**Problem:** Count each line in which the word "name" appears. Reply with the total and nothing more.

● ● ● ● ● ● ●

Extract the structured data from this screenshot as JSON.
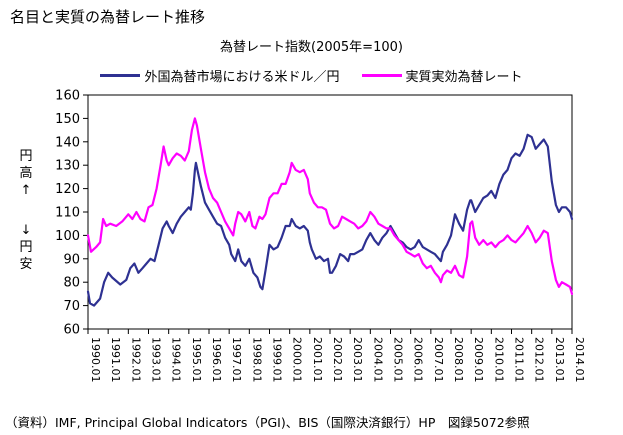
{
  "page": {
    "title": "名目と実質の為替レート推移"
  },
  "source_note": "（資料）IMF, Principal Global Indicators（PGI)、BIS（国際決済銀行）HP　図録5072参照",
  "y_axis": {
    "up_label": [
      "円",
      "高",
      "↑"
    ],
    "down_label": [
      "↓",
      "円",
      "安"
    ]
  },
  "colors": {
    "nominal": "#2e3192",
    "real": "#ff00ff",
    "axis": "#000000",
    "grid": "#000000"
  },
  "chart_data": {
    "type": "line",
    "title": "為替レート指数(2005年=100)",
    "ylim": [
      60,
      160
    ],
    "yticks": [
      60,
      70,
      80,
      90,
      100,
      110,
      120,
      130,
      140,
      150,
      160
    ],
    "xlim": [
      1990.0,
      2014.0
    ],
    "xtick_labels": [
      "1990.01",
      "1991.01",
      "1992.01",
      "1993.01",
      "1994.01",
      "1995.01",
      "1996.01",
      "1997.01",
      "1998.01",
      "1999.01",
      "2000.01",
      "2001.01",
      "2002.01",
      "2003.01",
      "2004.01",
      "2005.01",
      "2006.01",
      "2007.01",
      "2008.01",
      "2009.01",
      "2010.01",
      "2011.01",
      "2012.01",
      "2013.01",
      "2014.01"
    ],
    "grid": false,
    "legend_position": "top",
    "series": [
      {
        "name": "外国為替市場における米ドル／円",
        "color_key": "nominal",
        "points": [
          [
            1990.0,
            76
          ],
          [
            1990.1,
            71
          ],
          [
            1990.3,
            70
          ],
          [
            1990.6,
            73
          ],
          [
            1990.8,
            80
          ],
          [
            1991.0,
            84
          ],
          [
            1991.2,
            82
          ],
          [
            1991.6,
            79
          ],
          [
            1991.9,
            81
          ],
          [
            1992.1,
            86
          ],
          [
            1992.3,
            88
          ],
          [
            1992.5,
            84
          ],
          [
            1992.7,
            86
          ],
          [
            1992.9,
            88
          ],
          [
            1993.1,
            90
          ],
          [
            1993.3,
            89
          ],
          [
            1993.5,
            96
          ],
          [
            1993.7,
            103
          ],
          [
            1993.9,
            106
          ],
          [
            1994.0,
            104
          ],
          [
            1994.2,
            101
          ],
          [
            1994.4,
            105
          ],
          [
            1994.6,
            108
          ],
          [
            1994.8,
            110
          ],
          [
            1995.0,
            112
          ],
          [
            1995.1,
            111
          ],
          [
            1995.2,
            118
          ],
          [
            1995.3,
            128
          ],
          [
            1995.35,
            131
          ],
          [
            1995.45,
            127
          ],
          [
            1995.6,
            121
          ],
          [
            1995.8,
            114
          ],
          [
            1996.0,
            111
          ],
          [
            1996.2,
            108
          ],
          [
            1996.4,
            105
          ],
          [
            1996.6,
            104
          ],
          [
            1996.8,
            99
          ],
          [
            1997.0,
            96
          ],
          [
            1997.1,
            92
          ],
          [
            1997.3,
            89
          ],
          [
            1997.45,
            94
          ],
          [
            1997.6,
            89
          ],
          [
            1997.8,
            87
          ],
          [
            1998.0,
            90
          ],
          [
            1998.2,
            84
          ],
          [
            1998.4,
            82
          ],
          [
            1998.55,
            78
          ],
          [
            1998.65,
            77
          ],
          [
            1998.8,
            85
          ],
          [
            1999.0,
            96
          ],
          [
            1999.2,
            94
          ],
          [
            1999.4,
            95
          ],
          [
            1999.6,
            99
          ],
          [
            1999.8,
            104
          ],
          [
            2000.0,
            104
          ],
          [
            2000.1,
            107
          ],
          [
            2000.3,
            104
          ],
          [
            2000.5,
            103
          ],
          [
            2000.7,
            104
          ],
          [
            2000.9,
            102
          ],
          [
            2001.0,
            97
          ],
          [
            2001.1,
            94
          ],
          [
            2001.3,
            90
          ],
          [
            2001.5,
            91
          ],
          [
            2001.7,
            89
          ],
          [
            2001.9,
            90
          ],
          [
            2002.0,
            84
          ],
          [
            2002.1,
            84
          ],
          [
            2002.3,
            87
          ],
          [
            2002.5,
            92
          ],
          [
            2002.7,
            91
          ],
          [
            2002.9,
            89
          ],
          [
            2003.0,
            92
          ],
          [
            2003.2,
            92
          ],
          [
            2003.4,
            93
          ],
          [
            2003.6,
            94
          ],
          [
            2003.8,
            98
          ],
          [
            2004.0,
            101
          ],
          [
            2004.2,
            98
          ],
          [
            2004.4,
            96
          ],
          [
            2004.6,
            99
          ],
          [
            2004.8,
            101
          ],
          [
            2005.0,
            104
          ],
          [
            2005.2,
            101
          ],
          [
            2005.4,
            98
          ],
          [
            2005.6,
            97
          ],
          [
            2005.8,
            95
          ],
          [
            2006.0,
            94
          ],
          [
            2006.2,
            95
          ],
          [
            2006.4,
            98
          ],
          [
            2006.6,
            95
          ],
          [
            2006.8,
            94
          ],
          [
            2007.0,
            93
          ],
          [
            2007.2,
            92
          ],
          [
            2007.4,
            90
          ],
          [
            2007.5,
            89
          ],
          [
            2007.6,
            93
          ],
          [
            2007.8,
            96
          ],
          [
            2008.0,
            100
          ],
          [
            2008.2,
            109
          ],
          [
            2008.4,
            105
          ],
          [
            2008.6,
            102
          ],
          [
            2008.8,
            111
          ],
          [
            2008.95,
            115
          ],
          [
            2009.0,
            115
          ],
          [
            2009.2,
            110
          ],
          [
            2009.4,
            113
          ],
          [
            2009.6,
            116
          ],
          [
            2009.8,
            117
          ],
          [
            2010.0,
            119
          ],
          [
            2010.2,
            116
          ],
          [
            2010.4,
            122
          ],
          [
            2010.6,
            126
          ],
          [
            2010.8,
            128
          ],
          [
            2011.0,
            133
          ],
          [
            2011.2,
            135
          ],
          [
            2011.4,
            134
          ],
          [
            2011.6,
            137
          ],
          [
            2011.8,
            143
          ],
          [
            2012.0,
            142
          ],
          [
            2012.2,
            137
          ],
          [
            2012.4,
            139
          ],
          [
            2012.6,
            141
          ],
          [
            2012.8,
            138
          ],
          [
            2013.0,
            123
          ],
          [
            2013.2,
            113
          ],
          [
            2013.35,
            110
          ],
          [
            2013.5,
            112
          ],
          [
            2013.7,
            112
          ],
          [
            2013.9,
            110
          ],
          [
            2014.0,
            107
          ]
        ]
      },
      {
        "name": "実質実効為替レート",
        "color_key": "real",
        "points": [
          [
            1990.0,
            100
          ],
          [
            1990.15,
            93
          ],
          [
            1990.4,
            95
          ],
          [
            1990.6,
            97
          ],
          [
            1990.75,
            107
          ],
          [
            1990.9,
            104
          ],
          [
            1991.1,
            105
          ],
          [
            1991.4,
            104
          ],
          [
            1991.7,
            106
          ],
          [
            1992.0,
            109
          ],
          [
            1992.2,
            107
          ],
          [
            1992.4,
            110
          ],
          [
            1992.6,
            107
          ],
          [
            1992.8,
            106
          ],
          [
            1993.0,
            112
          ],
          [
            1993.2,
            113
          ],
          [
            1993.4,
            120
          ],
          [
            1993.6,
            130
          ],
          [
            1993.75,
            138
          ],
          [
            1993.9,
            132
          ],
          [
            1994.0,
            130
          ],
          [
            1994.2,
            133
          ],
          [
            1994.4,
            135
          ],
          [
            1994.6,
            134
          ],
          [
            1994.8,
            132
          ],
          [
            1995.0,
            136
          ],
          [
            1995.15,
            145
          ],
          [
            1995.3,
            150
          ],
          [
            1995.4,
            147
          ],
          [
            1995.6,
            137
          ],
          [
            1995.8,
            127
          ],
          [
            1996.0,
            120
          ],
          [
            1996.2,
            116
          ],
          [
            1996.4,
            114
          ],
          [
            1996.6,
            110
          ],
          [
            1996.8,
            106
          ],
          [
            1997.0,
            103
          ],
          [
            1997.2,
            100
          ],
          [
            1997.3,
            105
          ],
          [
            1997.45,
            110
          ],
          [
            1997.6,
            109
          ],
          [
            1997.8,
            106
          ],
          [
            1998.0,
            110
          ],
          [
            1998.15,
            104
          ],
          [
            1998.3,
            103
          ],
          [
            1998.5,
            108
          ],
          [
            1998.65,
            107
          ],
          [
            1998.8,
            109
          ],
          [
            1999.0,
            116
          ],
          [
            1999.2,
            118
          ],
          [
            1999.4,
            118
          ],
          [
            1999.6,
            122
          ],
          [
            1999.8,
            122
          ],
          [
            2000.0,
            127
          ],
          [
            2000.1,
            131
          ],
          [
            2000.3,
            128
          ],
          [
            2000.5,
            127
          ],
          [
            2000.7,
            128
          ],
          [
            2000.9,
            124
          ],
          [
            2001.0,
            118
          ],
          [
            2001.2,
            114
          ],
          [
            2001.4,
            112
          ],
          [
            2001.6,
            112
          ],
          [
            2001.8,
            111
          ],
          [
            2002.0,
            105
          ],
          [
            2002.2,
            103
          ],
          [
            2002.4,
            104
          ],
          [
            2002.6,
            108
          ],
          [
            2002.8,
            107
          ],
          [
            2003.0,
            106
          ],
          [
            2003.2,
            105
          ],
          [
            2003.4,
            103
          ],
          [
            2003.6,
            104
          ],
          [
            2003.8,
            106
          ],
          [
            2004.0,
            110
          ],
          [
            2004.2,
            108
          ],
          [
            2004.4,
            105
          ],
          [
            2004.6,
            104
          ],
          [
            2004.8,
            103
          ],
          [
            2005.0,
            103
          ],
          [
            2005.2,
            100
          ],
          [
            2005.4,
            98
          ],
          [
            2005.6,
            96
          ],
          [
            2005.8,
            93
          ],
          [
            2006.0,
            92
          ],
          [
            2006.2,
            91
          ],
          [
            2006.4,
            92
          ],
          [
            2006.6,
            88
          ],
          [
            2006.8,
            86
          ],
          [
            2007.0,
            87
          ],
          [
            2007.2,
            84
          ],
          [
            2007.4,
            82
          ],
          [
            2007.5,
            80
          ],
          [
            2007.6,
            83
          ],
          [
            2007.8,
            85
          ],
          [
            2008.0,
            84
          ],
          [
            2008.2,
            87
          ],
          [
            2008.4,
            83
          ],
          [
            2008.6,
            82
          ],
          [
            2008.8,
            91
          ],
          [
            2008.95,
            105
          ],
          [
            2009.05,
            106
          ],
          [
            2009.2,
            99
          ],
          [
            2009.4,
            96
          ],
          [
            2009.6,
            98
          ],
          [
            2009.8,
            96
          ],
          [
            2010.0,
            97
          ],
          [
            2010.2,
            95
          ],
          [
            2010.4,
            97
          ],
          [
            2010.6,
            98
          ],
          [
            2010.8,
            100
          ],
          [
            2011.0,
            98
          ],
          [
            2011.2,
            97
          ],
          [
            2011.4,
            99
          ],
          [
            2011.6,
            101
          ],
          [
            2011.8,
            104
          ],
          [
            2012.0,
            101
          ],
          [
            2012.2,
            97
          ],
          [
            2012.4,
            99
          ],
          [
            2012.6,
            102
          ],
          [
            2012.8,
            101
          ],
          [
            2013.0,
            89
          ],
          [
            2013.2,
            81
          ],
          [
            2013.35,
            78
          ],
          [
            2013.5,
            80
          ],
          [
            2013.7,
            79
          ],
          [
            2013.9,
            78
          ],
          [
            2014.0,
            75
          ]
        ]
      }
    ]
  }
}
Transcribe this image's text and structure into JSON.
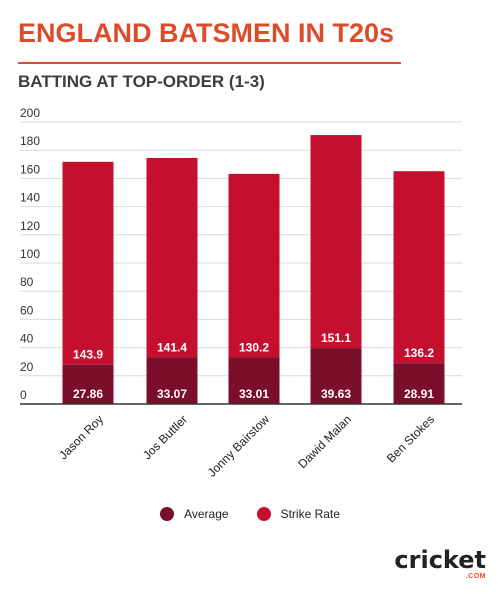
{
  "title": "ENGLAND BATSMEN IN T20s",
  "subtitle": "BATTING AT TOP-ORDER (1-3)",
  "colors": {
    "title": "#dd4c2a",
    "average": "#7a0e2b",
    "strike_rate": "#c50f2f"
  },
  "chart_data": {
    "type": "bar",
    "stacked": true,
    "categories": [
      "Jason Roy",
      "Jos Buttler",
      "Jonny Bairstow",
      "Dawid Malan",
      "Ben Stokes"
    ],
    "series": [
      {
        "name": "Average",
        "values": [
          27.86,
          33.07,
          33.01,
          39.63,
          28.91
        ]
      },
      {
        "name": "Strike Rate",
        "values": [
          143.9,
          141.4,
          130.2,
          151.1,
          136.2
        ]
      }
    ],
    "ylim": [
      0,
      200
    ],
    "yticks": [
      0,
      20,
      40,
      60,
      80,
      100,
      120,
      140,
      160,
      180,
      200
    ],
    "grid": true,
    "legend": "bottom"
  },
  "legend": {
    "average_label": "Average",
    "strike_rate_label": "Strike Rate"
  },
  "logo": {
    "word_main": "cricket",
    "word_sub": ".COM"
  }
}
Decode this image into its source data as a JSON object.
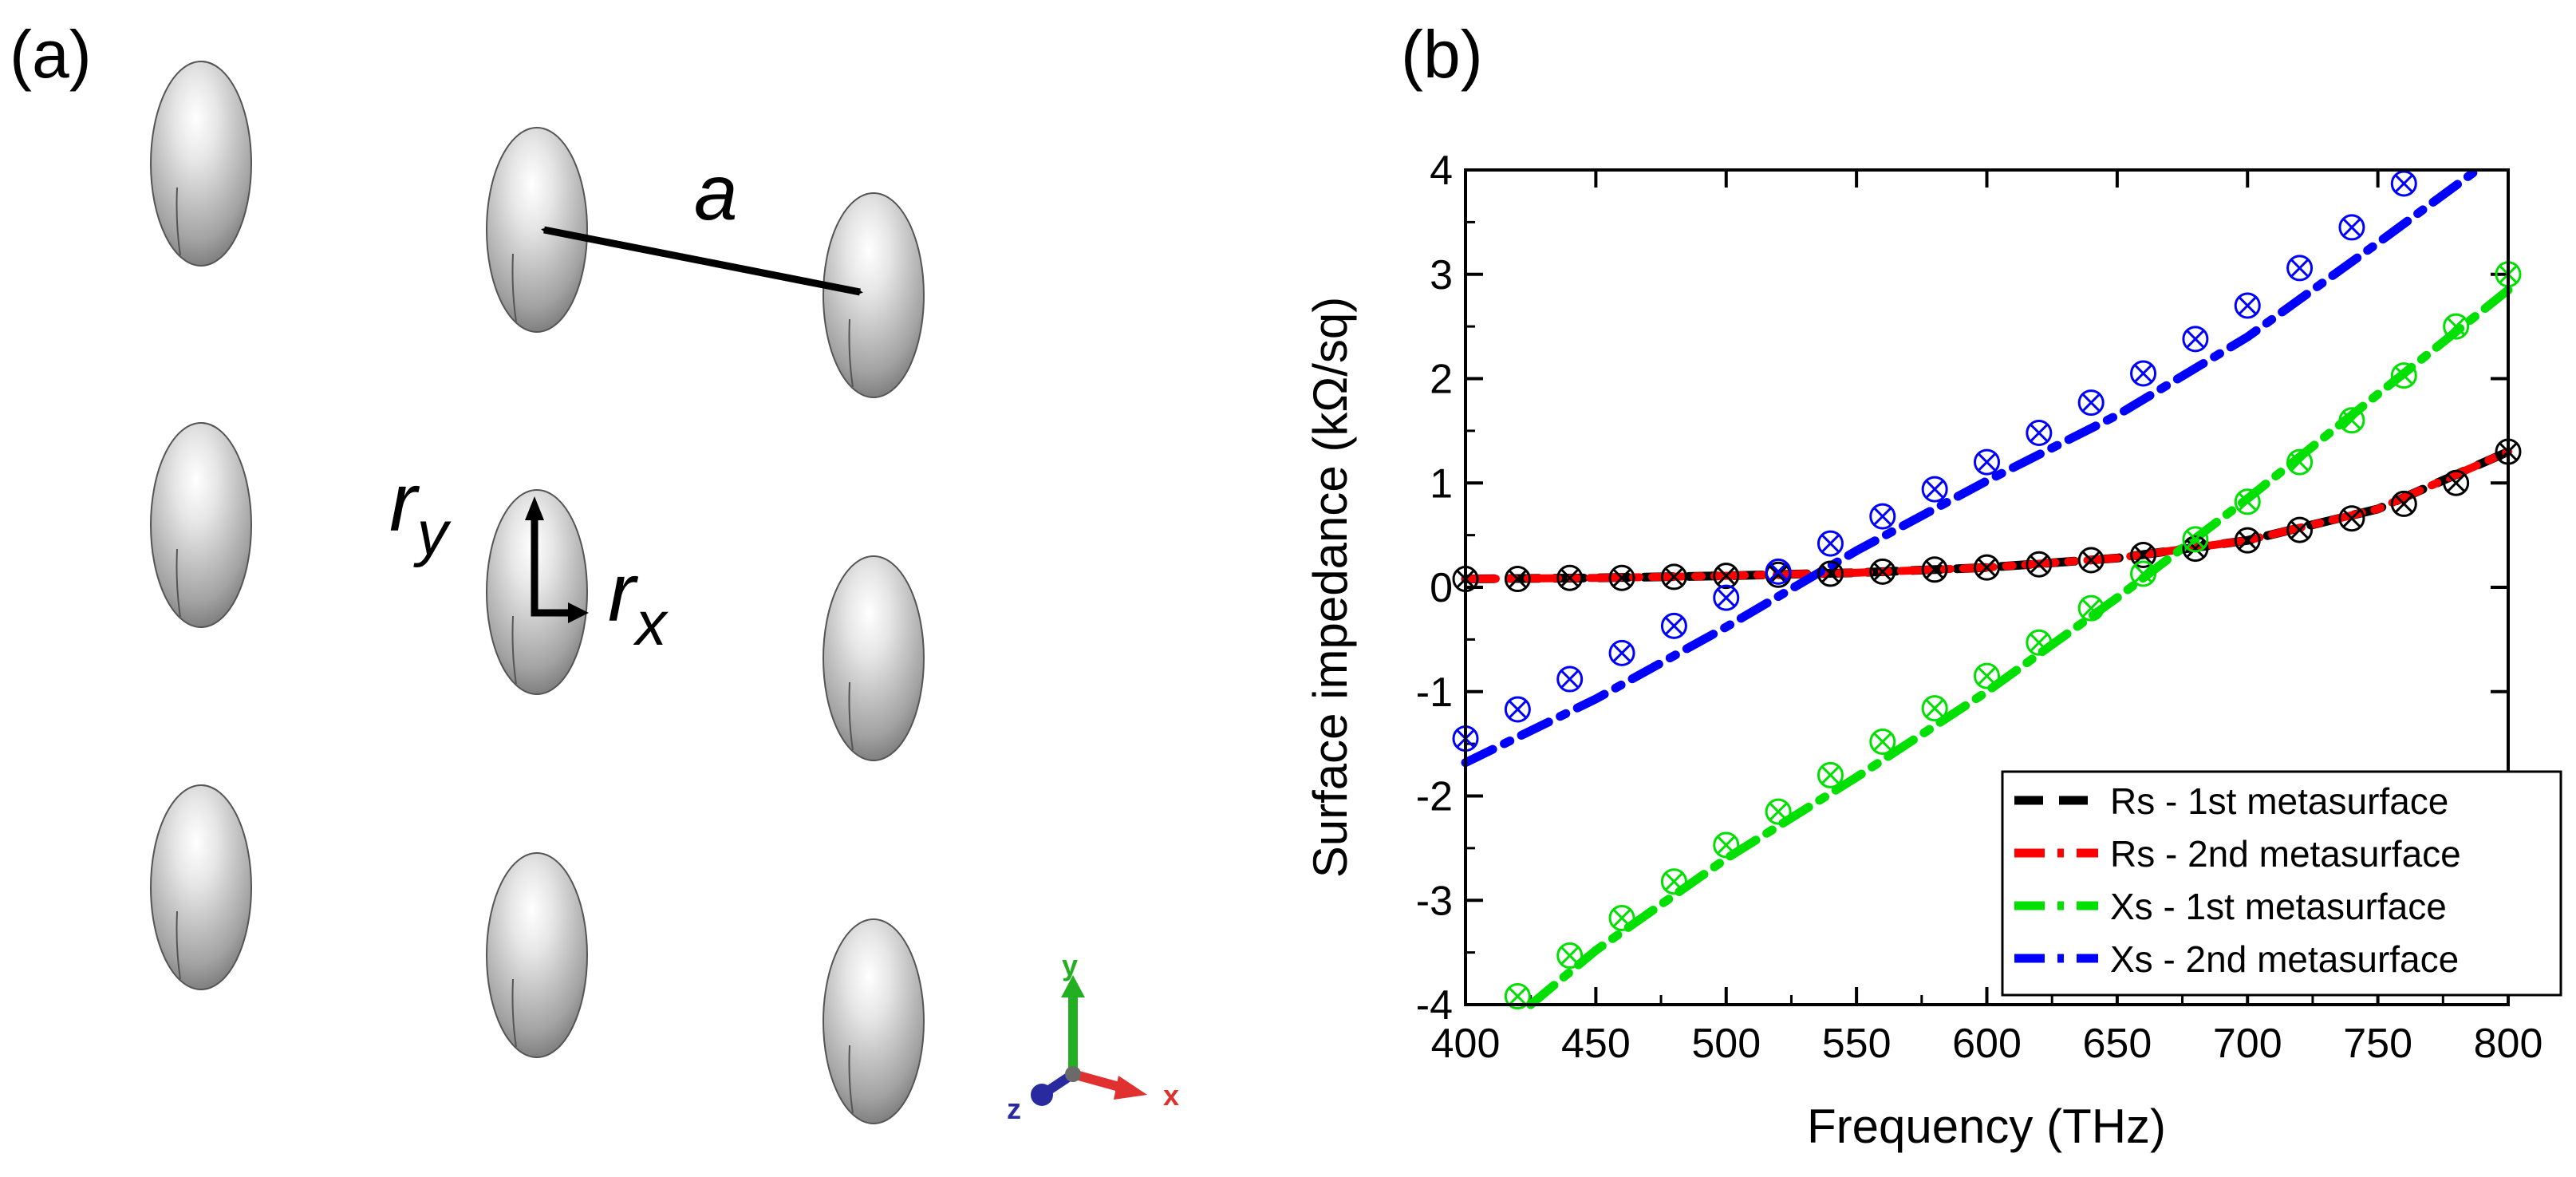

● ● ● ● ● ● ●

**Output:** 4